══ INPUT RECORDS ══

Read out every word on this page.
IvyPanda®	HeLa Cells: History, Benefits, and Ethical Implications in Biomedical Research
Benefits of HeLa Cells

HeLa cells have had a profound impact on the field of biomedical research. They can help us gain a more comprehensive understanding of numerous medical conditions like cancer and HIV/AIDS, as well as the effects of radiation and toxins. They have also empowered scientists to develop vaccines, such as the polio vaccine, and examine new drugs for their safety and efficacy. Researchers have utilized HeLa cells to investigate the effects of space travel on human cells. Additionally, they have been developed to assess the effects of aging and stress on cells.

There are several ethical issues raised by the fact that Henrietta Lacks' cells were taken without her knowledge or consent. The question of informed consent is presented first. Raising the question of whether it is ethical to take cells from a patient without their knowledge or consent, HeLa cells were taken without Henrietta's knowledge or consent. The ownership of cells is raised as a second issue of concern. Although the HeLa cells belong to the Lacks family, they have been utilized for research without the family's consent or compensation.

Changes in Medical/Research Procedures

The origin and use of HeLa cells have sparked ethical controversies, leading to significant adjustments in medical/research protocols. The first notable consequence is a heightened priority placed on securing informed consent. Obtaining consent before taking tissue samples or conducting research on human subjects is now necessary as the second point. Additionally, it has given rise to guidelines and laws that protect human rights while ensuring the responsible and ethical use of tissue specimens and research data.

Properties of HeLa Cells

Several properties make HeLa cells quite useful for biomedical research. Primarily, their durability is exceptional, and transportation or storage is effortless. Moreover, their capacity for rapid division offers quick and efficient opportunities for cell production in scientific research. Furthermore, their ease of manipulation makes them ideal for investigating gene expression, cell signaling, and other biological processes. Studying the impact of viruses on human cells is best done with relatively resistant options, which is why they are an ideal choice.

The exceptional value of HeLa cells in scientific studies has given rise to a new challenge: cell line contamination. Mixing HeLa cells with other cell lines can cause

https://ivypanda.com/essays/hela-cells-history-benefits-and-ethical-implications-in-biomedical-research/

═══

● **REQUIREMENT**
Tell how many lines in the entries above include the string "other", and write nothing but the number.

● **SOLUTION FOR THIS TASK**
2